YOUR GOAL
Please give the listing again, word for word, with nothing left out.

Recorded data
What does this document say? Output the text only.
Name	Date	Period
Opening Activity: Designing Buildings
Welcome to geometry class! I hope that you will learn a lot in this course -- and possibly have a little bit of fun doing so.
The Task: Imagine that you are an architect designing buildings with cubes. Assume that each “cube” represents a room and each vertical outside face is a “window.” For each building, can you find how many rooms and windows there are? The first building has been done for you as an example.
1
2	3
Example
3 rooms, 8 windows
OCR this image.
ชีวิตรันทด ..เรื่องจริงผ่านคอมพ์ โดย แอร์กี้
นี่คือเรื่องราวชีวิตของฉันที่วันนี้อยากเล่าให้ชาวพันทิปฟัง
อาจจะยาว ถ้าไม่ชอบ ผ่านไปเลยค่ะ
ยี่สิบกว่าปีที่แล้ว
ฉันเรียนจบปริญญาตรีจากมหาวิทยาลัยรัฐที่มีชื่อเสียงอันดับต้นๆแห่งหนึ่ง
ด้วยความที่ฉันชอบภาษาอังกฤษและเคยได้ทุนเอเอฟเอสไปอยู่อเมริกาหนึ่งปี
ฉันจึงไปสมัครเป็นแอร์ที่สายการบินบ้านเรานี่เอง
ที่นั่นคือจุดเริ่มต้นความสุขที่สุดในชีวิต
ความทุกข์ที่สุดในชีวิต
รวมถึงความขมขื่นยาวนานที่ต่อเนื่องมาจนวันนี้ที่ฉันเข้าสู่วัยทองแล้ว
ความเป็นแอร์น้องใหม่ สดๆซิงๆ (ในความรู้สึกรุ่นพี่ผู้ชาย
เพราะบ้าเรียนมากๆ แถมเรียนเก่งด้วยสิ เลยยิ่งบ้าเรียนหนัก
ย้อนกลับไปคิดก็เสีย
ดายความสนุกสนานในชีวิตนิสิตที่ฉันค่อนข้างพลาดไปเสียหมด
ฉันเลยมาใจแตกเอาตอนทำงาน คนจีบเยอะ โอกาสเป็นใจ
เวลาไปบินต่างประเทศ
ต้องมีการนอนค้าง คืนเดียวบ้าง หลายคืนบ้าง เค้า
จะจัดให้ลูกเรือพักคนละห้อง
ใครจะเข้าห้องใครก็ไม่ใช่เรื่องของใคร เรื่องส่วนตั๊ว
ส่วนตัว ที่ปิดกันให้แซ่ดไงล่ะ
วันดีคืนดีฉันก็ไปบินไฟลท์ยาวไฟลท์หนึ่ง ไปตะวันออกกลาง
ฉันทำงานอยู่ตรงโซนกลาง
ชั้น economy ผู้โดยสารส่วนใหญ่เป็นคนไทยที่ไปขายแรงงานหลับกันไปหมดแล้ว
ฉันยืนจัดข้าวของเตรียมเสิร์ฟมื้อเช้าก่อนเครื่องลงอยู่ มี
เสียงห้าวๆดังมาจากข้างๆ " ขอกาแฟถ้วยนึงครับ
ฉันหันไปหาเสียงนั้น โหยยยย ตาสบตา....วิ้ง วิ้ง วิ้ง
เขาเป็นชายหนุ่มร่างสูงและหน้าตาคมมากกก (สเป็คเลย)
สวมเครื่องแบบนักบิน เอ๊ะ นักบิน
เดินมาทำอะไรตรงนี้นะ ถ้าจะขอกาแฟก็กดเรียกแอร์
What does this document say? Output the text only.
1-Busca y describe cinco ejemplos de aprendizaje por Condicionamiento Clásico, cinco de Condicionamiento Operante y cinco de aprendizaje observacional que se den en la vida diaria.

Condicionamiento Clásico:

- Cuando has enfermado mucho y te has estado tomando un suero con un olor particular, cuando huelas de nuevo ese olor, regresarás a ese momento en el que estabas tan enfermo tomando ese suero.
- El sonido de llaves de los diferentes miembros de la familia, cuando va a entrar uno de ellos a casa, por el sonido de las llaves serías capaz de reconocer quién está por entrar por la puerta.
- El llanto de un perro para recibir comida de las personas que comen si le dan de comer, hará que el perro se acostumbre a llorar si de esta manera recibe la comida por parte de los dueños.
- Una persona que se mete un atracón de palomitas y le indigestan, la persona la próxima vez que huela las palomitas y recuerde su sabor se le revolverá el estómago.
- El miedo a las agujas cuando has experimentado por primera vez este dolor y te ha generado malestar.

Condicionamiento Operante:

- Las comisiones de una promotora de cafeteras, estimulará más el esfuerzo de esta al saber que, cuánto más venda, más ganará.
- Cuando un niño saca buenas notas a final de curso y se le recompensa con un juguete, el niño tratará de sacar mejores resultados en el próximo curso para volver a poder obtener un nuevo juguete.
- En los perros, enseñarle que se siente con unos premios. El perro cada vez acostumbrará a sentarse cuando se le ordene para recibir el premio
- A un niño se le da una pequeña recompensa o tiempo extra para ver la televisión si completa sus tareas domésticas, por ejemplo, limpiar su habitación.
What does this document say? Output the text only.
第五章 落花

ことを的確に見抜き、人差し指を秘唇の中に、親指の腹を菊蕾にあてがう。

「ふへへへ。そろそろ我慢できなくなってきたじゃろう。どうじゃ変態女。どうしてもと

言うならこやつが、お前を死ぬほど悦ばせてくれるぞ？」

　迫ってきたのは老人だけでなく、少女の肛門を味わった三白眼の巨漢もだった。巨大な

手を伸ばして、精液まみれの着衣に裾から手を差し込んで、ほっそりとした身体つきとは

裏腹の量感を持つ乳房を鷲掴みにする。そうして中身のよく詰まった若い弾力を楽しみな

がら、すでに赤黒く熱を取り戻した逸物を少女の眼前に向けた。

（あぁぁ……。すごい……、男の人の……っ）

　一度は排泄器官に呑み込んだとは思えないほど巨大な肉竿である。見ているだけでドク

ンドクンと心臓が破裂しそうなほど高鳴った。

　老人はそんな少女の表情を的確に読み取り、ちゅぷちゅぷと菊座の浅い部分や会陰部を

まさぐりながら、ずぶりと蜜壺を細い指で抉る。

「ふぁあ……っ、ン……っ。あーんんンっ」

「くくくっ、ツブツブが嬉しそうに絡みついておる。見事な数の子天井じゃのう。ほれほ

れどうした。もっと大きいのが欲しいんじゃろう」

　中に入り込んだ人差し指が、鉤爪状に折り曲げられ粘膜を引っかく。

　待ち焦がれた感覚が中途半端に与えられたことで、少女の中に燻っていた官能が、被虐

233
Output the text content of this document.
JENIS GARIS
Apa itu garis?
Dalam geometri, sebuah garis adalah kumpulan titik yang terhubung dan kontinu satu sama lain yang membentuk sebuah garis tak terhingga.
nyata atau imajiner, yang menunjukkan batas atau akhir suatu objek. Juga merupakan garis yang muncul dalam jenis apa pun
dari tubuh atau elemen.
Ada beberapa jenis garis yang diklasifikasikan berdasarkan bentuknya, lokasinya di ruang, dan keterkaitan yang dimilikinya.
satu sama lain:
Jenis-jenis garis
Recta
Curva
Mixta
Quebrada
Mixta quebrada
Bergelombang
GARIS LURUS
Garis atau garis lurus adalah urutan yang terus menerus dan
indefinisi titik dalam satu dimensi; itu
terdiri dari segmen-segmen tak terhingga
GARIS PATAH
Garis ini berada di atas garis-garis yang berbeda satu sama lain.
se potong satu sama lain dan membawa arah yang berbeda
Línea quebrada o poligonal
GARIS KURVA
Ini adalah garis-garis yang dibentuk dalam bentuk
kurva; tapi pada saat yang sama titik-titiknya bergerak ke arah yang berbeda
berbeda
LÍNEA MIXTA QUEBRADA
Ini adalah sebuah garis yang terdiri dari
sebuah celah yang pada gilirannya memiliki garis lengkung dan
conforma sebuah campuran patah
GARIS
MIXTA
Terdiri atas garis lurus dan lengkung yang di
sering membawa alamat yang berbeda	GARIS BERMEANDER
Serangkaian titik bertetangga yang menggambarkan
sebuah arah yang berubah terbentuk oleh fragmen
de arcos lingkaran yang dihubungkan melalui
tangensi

FINISHED TASK
What does this document say? Output the text only.
Name	Date	Period
Opening Activity: Designing Buildings
Welcome to geometry class! I hope that you will learn a lot in this course -- and possibly have a little bit of fun doing so.
The Task: Imagine that you are an architect designing buildings with cubes. Assume that each “cube” represents a room and each vertical outside face is a “window.” For each building, can you find how many rooms and windows there are? The first building has been done for you as an example.
1
2	3
Example
3 rooms, 8 windows
OCR this image.
ชีวิตรันทด ..เรื่องจริงผ่านคอมพ์ โดย แอร์กี้
นี่คือเรื่องราวชีวิตของฉันที่วันนี้อยากเล่าให้ชาวพันทิปฟัง
อาจจะยาว ถ้าไม่ชอบ ผ่านไปเลยค่ะ
ยี่สิบกว่าปีที่แล้ว
ฉันเรียนจบปริญญาตรีจากมหาวิทยาลัยรัฐที่มีชื่อเสียงอันดับต้นๆแห่งหนึ่ง
ด้วยความที่ฉันชอบภาษาอังกฤษและเคยได้ทุนเอเอฟเอสไปอยู่อเมริกาหนึ่งปี
ฉันจึงไปสมัครเป็นแอร์ที่สายการบินบ้านเรานี่เอง
ที่นั่นคือจุดเริ่มต้นความสุขที่สุดในชีวิต
ความทุกข์ที่สุดในชีวิต
รวมถึงความขมขื่นยาวนานที่ต่อเนื่องมาจนวันนี้ที่ฉันเข้าสู่วัยทองแล้ว
ความเป็นแอร์น้องใหม่ สดๆซิงๆ (ในความรู้สึกรุ่นพี่ผู้ชาย
เพราะบ้าเรียนมากๆ แถมเรียนเก่งด้วยสิ เลยยิ่งบ้าเรียนหนัก
ย้อนกลับไปคิดก็เสีย
ดายความสนุกสนานในชีวิตนิสิตที่ฉันค่อนข้างพลาดไปเสียหมด
ฉันเลยมาใจแตกเอาตอนทำงาน คนจีบเยอะ โอกาสเป็นใจ
เวลาไปบินต่างประเทศ
ต้องมีการนอนค้าง คืนเดียวบ้าง หลายคืนบ้าง เค้า
จะจัดให้ลูกเรือพักคนละห้อง
ใครจะเข้าห้องใครก็ไม่ใช่เรื่องของใคร เรื่องส่วนตั๊ว
ส่วนตัว ที่ปิดกันให้แซ่ดไงล่ะ
วันดีคืนดีฉันก็ไปบินไฟลท์ยาวไฟลท์หนึ่ง ไปตะวันออกกลาง
ฉันทำงานอยู่ตรงโซนกลาง
ชั้น economy ผู้โดยสารส่วนใหญ่เป็นคนไทยที่ไปขายแรงงานหลับกันไปหมดแล้ว
ฉันยืนจัดข้าวของเตรียมเสิร์ฟมื้อเช้าก่อนเครื่องลงอยู่ มี
เสียงห้าวๆดังมาจากข้างๆ " ขอกาแฟถ้วยนึงครับ
ฉันหันไปหาเสียงนั้น โหยยยย ตาสบตา....วิ้ง วิ้ง วิ้ง
เขาเป็นชายหนุ่มร่างสูงและหน้าตาคมมากกก (สเป็คเลย)
สวมเครื่องแบบนักบิน เอ๊ะ นักบิน
เดินมาทำอะไรตรงนี้นะ ถ้าจะขอกาแฟก็กดเรียกแอร์
What does this document say? Output the text only.
1-Busca y describe cinco ejemplos de aprendizaje por Condicionamiento Clásico, cinco de Condicionamiento Operante y cinco de aprendizaje observacional que se den en la vida diaria.

Condicionamiento Clásico:

- Cuando has enfermado mucho y te has estado tomando un suero con un olor particular, cuando huelas de nuevo ese olor, regresarás a ese momento en el que estabas tan enfermo tomando ese suero.
- El sonido de llaves de los diferentes miembros de la familia, cuando va a entrar uno de ellos a casa, por el sonido de las llaves serías capaz de reconocer quién está por entrar por la puerta.
- El llanto de un perro para recibir comida de las personas que comen si le dan de comer, hará que el perro se acostumbre a llorar si de esta manera recibe la comida por parte de los dueños.
- Una persona que se mete un atracón de palomitas y le indigestan, la persona la próxima vez que huela las palomitas y recuerde su sabor se le revolverá el estómago.
- El miedo a las agujas cuando has experimentado por primera vez este dolor y te ha generado malestar.

Condicionamiento Operante:

- Las comisiones de una promotora de cafeteras, estimulará más el esfuerzo de esta al saber que, cuánto más venda, más ganará.
- Cuando un niño saca buenas notas a final de curso y se le recompensa con un juguete, el niño tratará de sacar mejores resultados en el próximo curso para volver a poder obtener un nuevo juguete.
- En los perros, enseñarle que se siente con unos premios. El perro cada vez acostumbrará a sentarse cuando se le ordene para recibir el premio
- A un niño se le da una pequeña recompensa o tiempo extra para ver la televisión si completa sus tareas domésticas, por ejemplo, limpiar su habitación.
What does this document say? Output the text only.
第五章 落花

ことを的確に見抜き、人差し指を秘唇の中に、親指の腹を菊蕾にあてがう。

「ふへへへ。そろそろ我慢できなくなってきたじゃろう。どうじゃ変態女。どうしてもと

言うならこやつが、お前を死ぬほど悦ばせてくれるぞ？」

　迫ってきたのは老人だけでなく、少女の肛門を味わった三白眼の巨漢もだった。巨大な

手を伸ばして、精液まみれの着衣に裾から手を差し込んで、ほっそりとした身体つきとは

裏腹の量感を持つ乳房を鷲掴みにする。そうして中身のよく詰まった若い弾力を楽しみな

がら、すでに赤黒く熱を取り戻した逸物を少女の眼前に向けた。

（あぁぁ……。すごい……、男の人の……っ）

　一度は排泄器官に呑み込んだとは思えないほど巨大な肉竿である。見ているだけでドク

ンドクンと心臓が破裂しそうなほど高鳴った。

　老人はそんな少女の表情を的確に読み取り、ちゅぷちゅぷと菊座の浅い部分や会陰部を

まさぐりながら、ずぶりと蜜壺を細い指で抉る。

「ふぁあ……っ、ン……っ。あーんんンっ」

「くくくっ、ツブツブが嬉しそうに絡みついておる。見事な数の子天井じゃのう。ほれほ

れどうした。もっと大きいのが欲しいんじゃろう」

　中に入り込んだ人差し指が、鉤爪状に折り曲げられ粘膜を引っかく。

　待ち焦がれた感覚が中途半端に与えられたことで、少女の中に燻っていた官能が、被虐

233
Output the text content of this document.
JENIS GARIS
Apa itu garis?
Dalam geometri, sebuah garis adalah kumpulan titik yang terhubung dan kontinu satu sama lain yang membentuk sebuah garis tak terhingga.
nyata atau imajiner, yang menunjukkan batas atau akhir suatu objek. Juga merupakan garis yang muncul dalam jenis apa pun
dari tubuh atau elemen.
Ada beberapa jenis garis yang diklasifikasikan berdasarkan bentuknya, lokasinya di ruang, dan keterkaitan yang dimilikinya.
satu sama lain:
Jenis-jenis garis
Recta
Curva
Mixta
Quebrada
Mixta quebrada
Bergelombang
GARIS LURUS
Garis atau garis lurus adalah urutan yang terus menerus dan
indefinisi titik dalam satu dimensi; itu
terdiri dari segmen-segmen tak terhingga
GARIS PATAH
Garis ini berada di atas garis-garis yang berbeda satu sama lain.
se potong satu sama lain dan membawa arah yang berbeda
Línea quebrada o poligonal
GARIS KURVA
Ini adalah garis-garis yang dibentuk dalam bentuk
kurva; tapi pada saat yang sama titik-titiknya bergerak ke arah yang berbeda
berbeda
LÍNEA MIXTA QUEBRADA
Ini adalah sebuah garis yang terdiri dari
sebuah celah yang pada gilirannya memiliki garis lengkung dan
conforma sebuah campuran patah
GARIS
MIXTA
Terdiri atas garis lurus dan lengkung yang di
sering membawa alamat yang berbeda	GARIS BERMEANDER
Serangkaian titik bertetangga yang menggambarkan
sebuah arah yang berubah terbentuk oleh fragmen
de arcos lingkaran yang dihubungkan melalui
tangensi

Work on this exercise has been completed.